-- start of RECORDS FOR THE TASK --
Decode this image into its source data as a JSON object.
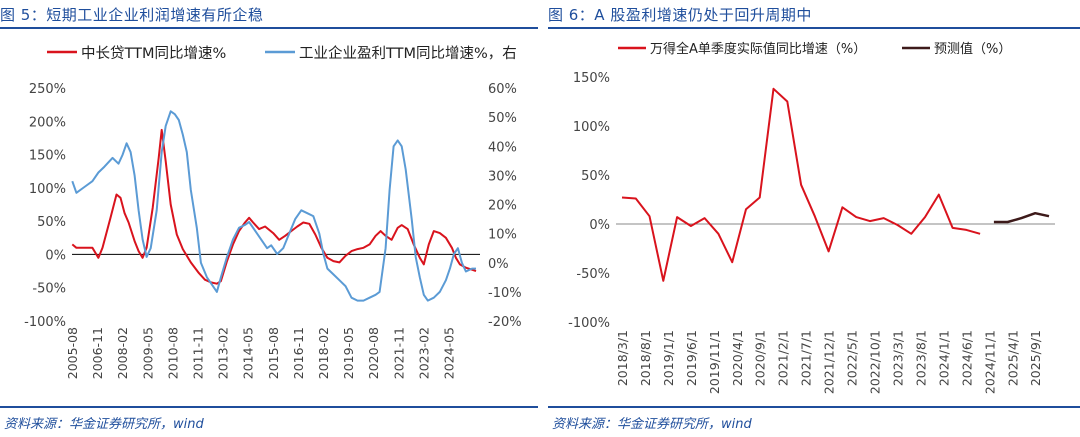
{
  "chart_data": [
    {
      "id": "left",
      "type": "line",
      "title": "图 5：短期工业企业利润增速有所企稳",
      "source": "资料来源：华金证券研究所，wind",
      "x_labels": [
        "2005-08",
        "2006-11",
        "2008-02",
        "2009-05",
        "2010-08",
        "2011-11",
        "2013-02",
        "2014-05",
        "2015-08",
        "2016-11",
        "2018-02",
        "2019-05",
        "2020-08",
        "2021-11",
        "2023-02",
        "2024-05"
      ],
      "y_left": {
        "min": -100,
        "max": 250,
        "step": 50,
        "tick_labels": [
          "-100%",
          "-50%",
          "0%",
          "50%",
          "100%",
          "150%",
          "200%",
          "250%"
        ]
      },
      "y_right": {
        "min": -20,
        "max": 60,
        "step": 10,
        "tick_labels": [
          "-20%",
          "-10%",
          "0%",
          "10%",
          "20%",
          "30%",
          "40%",
          "50%",
          "60%"
        ]
      },
      "series": [
        {
          "name": "中长贷TTM同比增速%",
          "color": "#d9131d",
          "axis": "left",
          "points": [
            [
              2005.6,
              15
            ],
            [
              2005.8,
              10
            ],
            [
              2006.3,
              10
            ],
            [
              2006.6,
              10
            ],
            [
              2006.9,
              -5
            ],
            [
              2007.1,
              10
            ],
            [
              2007.5,
              55
            ],
            [
              2007.8,
              90
            ],
            [
              2008.0,
              85
            ],
            [
              2008.2,
              62
            ],
            [
              2008.4,
              48
            ],
            [
              2008.7,
              20
            ],
            [
              2008.9,
              5
            ],
            [
              2009.1,
              -5
            ],
            [
              2009.3,
              10
            ],
            [
              2009.6,
              70
            ],
            [
              2009.9,
              145
            ],
            [
              2010.05,
              187
            ],
            [
              2010.25,
              140
            ],
            [
              2010.5,
              75
            ],
            [
              2010.8,
              30
            ],
            [
              2011.1,
              8
            ],
            [
              2011.5,
              -12
            ],
            [
              2011.9,
              -28
            ],
            [
              2012.2,
              -38
            ],
            [
              2012.5,
              -42
            ],
            [
              2012.8,
              -44
            ],
            [
              2013.0,
              -40
            ],
            [
              2013.3,
              -10
            ],
            [
              2013.6,
              15
            ],
            [
              2013.9,
              35
            ],
            [
              2014.2,
              48
            ],
            [
              2014.4,
              55
            ],
            [
              2014.6,
              48
            ],
            [
              2014.9,
              38
            ],
            [
              2015.2,
              42
            ],
            [
              2015.6,
              32
            ],
            [
              2015.9,
              22
            ],
            [
              2016.2,
              28
            ],
            [
              2016.5,
              35
            ],
            [
              2016.8,
              42
            ],
            [
              2017.1,
              48
            ],
            [
              2017.4,
              46
            ],
            [
              2017.7,
              30
            ],
            [
              2018.0,
              10
            ],
            [
              2018.3,
              -5
            ],
            [
              2018.6,
              -10
            ],
            [
              2018.9,
              -12
            ],
            [
              2019.2,
              -2
            ],
            [
              2019.5,
              5
            ],
            [
              2019.8,
              8
            ],
            [
              2020.1,
              10
            ],
            [
              2020.4,
              15
            ],
            [
              2020.7,
              28
            ],
            [
              2020.95,
              35
            ],
            [
              2021.2,
              28
            ],
            [
              2021.5,
              22
            ],
            [
              2021.8,
              40
            ],
            [
              2022.0,
              44
            ],
            [
              2022.3,
              38
            ],
            [
              2022.6,
              15
            ],
            [
              2022.9,
              -5
            ],
            [
              2023.1,
              -15
            ],
            [
              2023.35,
              15
            ],
            [
              2023.6,
              35
            ],
            [
              2023.9,
              32
            ],
            [
              2024.2,
              25
            ],
            [
              2024.5,
              10
            ],
            [
              2024.7,
              -5
            ],
            [
              2024.9,
              -15
            ],
            [
              2025.2,
              -20
            ],
            [
              2025.5,
              -23
            ],
            [
              2025.7,
              -25
            ]
          ]
        },
        {
          "name": "工业企业盈利TTM同比增速%，右",
          "color": "#5b9bd5",
          "axis": "right",
          "points": [
            [
              2005.6,
              28
            ],
            [
              2005.8,
              24
            ],
            [
              2006.2,
              26
            ],
            [
              2006.6,
              28
            ],
            [
              2006.9,
              31
            ],
            [
              2007.2,
              33
            ],
            [
              2007.6,
              36
            ],
            [
              2007.9,
              34
            ],
            [
              2008.1,
              37
            ],
            [
              2008.3,
              41
            ],
            [
              2008.5,
              38
            ],
            [
              2008.7,
              30
            ],
            [
              2008.9,
              18
            ],
            [
              2009.1,
              8
            ],
            [
              2009.3,
              2
            ],
            [
              2009.5,
              5
            ],
            [
              2009.8,
              18
            ],
            [
              2010.05,
              38
            ],
            [
              2010.25,
              47
            ],
            [
              2010.5,
              52
            ],
            [
              2010.7,
              51
            ],
            [
              2010.9,
              49
            ],
            [
              2011.1,
              44
            ],
            [
              2011.3,
              38
            ],
            [
              2011.5,
              25
            ],
            [
              2011.8,
              12
            ],
            [
              2012.0,
              0
            ],
            [
              2012.3,
              -5
            ],
            [
              2012.6,
              -8
            ],
            [
              2012.8,
              -10
            ],
            [
              2013.0,
              -5
            ],
            [
              2013.3,
              2
            ],
            [
              2013.6,
              8
            ],
            [
              2013.9,
              12
            ],
            [
              2014.2,
              13
            ],
            [
              2014.4,
              14
            ],
            [
              2014.7,
              11
            ],
            [
              2015.0,
              8
            ],
            [
              2015.3,
              5
            ],
            [
              2015.5,
              6
            ],
            [
              2015.8,
              3
            ],
            [
              2016.1,
              5
            ],
            [
              2016.4,
              10
            ],
            [
              2016.7,
              15
            ],
            [
              2017.0,
              18
            ],
            [
              2017.3,
              17
            ],
            [
              2017.6,
              16
            ],
            [
              2017.9,
              10
            ],
            [
              2018.1,
              3
            ],
            [
              2018.3,
              -2
            ],
            [
              2018.6,
              -4
            ],
            [
              2018.9,
              -6
            ],
            [
              2019.2,
              -8
            ],
            [
              2019.5,
              -12
            ],
            [
              2019.8,
              -13
            ],
            [
              2020.1,
              -13
            ],
            [
              2020.4,
              -12
            ],
            [
              2020.7,
              -11
            ],
            [
              2020.9,
              -10
            ],
            [
              2021.2,
              5
            ],
            [
              2021.4,
              25
            ],
            [
              2021.6,
              40
            ],
            [
              2021.8,
              42
            ],
            [
              2022.0,
              40
            ],
            [
              2022.2,
              32
            ],
            [
              2022.5,
              15
            ],
            [
              2022.7,
              2
            ],
            [
              2022.9,
              -5
            ],
            [
              2023.1,
              -11
            ],
            [
              2023.3,
              -13
            ],
            [
              2023.6,
              -12
            ],
            [
              2023.9,
              -10
            ],
            [
              2024.2,
              -6
            ],
            [
              2024.4,
              -2
            ],
            [
              2024.6,
              3
            ],
            [
              2024.8,
              5
            ],
            [
              2025.0,
              0
            ],
            [
              2025.2,
              -3
            ],
            [
              2025.5,
              -2
            ],
            [
              2025.7,
              -2
            ]
          ]
        }
      ]
    },
    {
      "id": "right",
      "type": "line",
      "title": "图 6：A 股盈利增速仍处于回升周期中",
      "source": "资料来源：华金证券研究所，wind",
      "categories": [
        "2018/3/1",
        "2018/6/1",
        "2018/9/1",
        "2018/12/1",
        "2019/3/1",
        "2019/6/1",
        "2019/9/1",
        "2019/12/1",
        "2020/3/1",
        "2020/6/1",
        "2020/9/1",
        "2020/12/1",
        "2021/3/1",
        "2021/6/1",
        "2021/9/1",
        "2021/12/1",
        "2022/3/1",
        "2022/6/1",
        "2022/9/1",
        "2022/12/1",
        "2023/3/1",
        "2023/6/1",
        "2023/9/1",
        "2023/12/1",
        "2024/3/1",
        "2024/6/1",
        "2024/9/1",
        "2024/12/1",
        "2025/3/1",
        "2025/6/1",
        "2025/9/1",
        "2025/12/1"
      ],
      "x_tick_labels": [
        "2018/3/1",
        "2018/8/1",
        "2019/1/1",
        "2019/6/1",
        "2019/11/1",
        "2020/4/1",
        "2020/9/1",
        "2021/2/1",
        "2021/7/1",
        "2021/12/1",
        "2022/5/1",
        "2022/10/1",
        "2023/3/1",
        "2023/8/1",
        "2024/1/1",
        "2024/6/1",
        "2024/11/1",
        "2025/4/1",
        "2025/9/1"
      ],
      "y": {
        "min": -100,
        "max": 150,
        "step": 50,
        "tick_labels": [
          "-100%",
          "-50%",
          "0%",
          "50%",
          "100%",
          "150%"
        ]
      },
      "series": [
        {
          "name": "万得全A单季度实际值同比增速（%）",
          "color": "#d9131d",
          "values": [
            27,
            26,
            8,
            -58,
            7,
            -2,
            6,
            -10,
            -39,
            15,
            27,
            138,
            125,
            40,
            8,
            -28,
            17,
            7,
            3,
            6,
            -1,
            -10,
            7,
            30,
            -4,
            -6,
            -10,
            null,
            null,
            null,
            null,
            null
          ]
        },
        {
          "name": "预测值（%）",
          "color": "#3d1a1a",
          "values": [
            null,
            null,
            null,
            null,
            null,
            null,
            null,
            null,
            null,
            null,
            null,
            null,
            null,
            null,
            null,
            null,
            null,
            null,
            null,
            null,
            null,
            null,
            null,
            null,
            null,
            null,
            null,
            2,
            2,
            6,
            11,
            8
          ]
        }
      ]
    }
  ]
}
-- end of RECORDS FOR THE TASK --
# [EXERCISE]
Each line that contains the string "color" counts once; report how many such lines the entries have, giving only the number.

# [PROBLEM SOLUTION]
4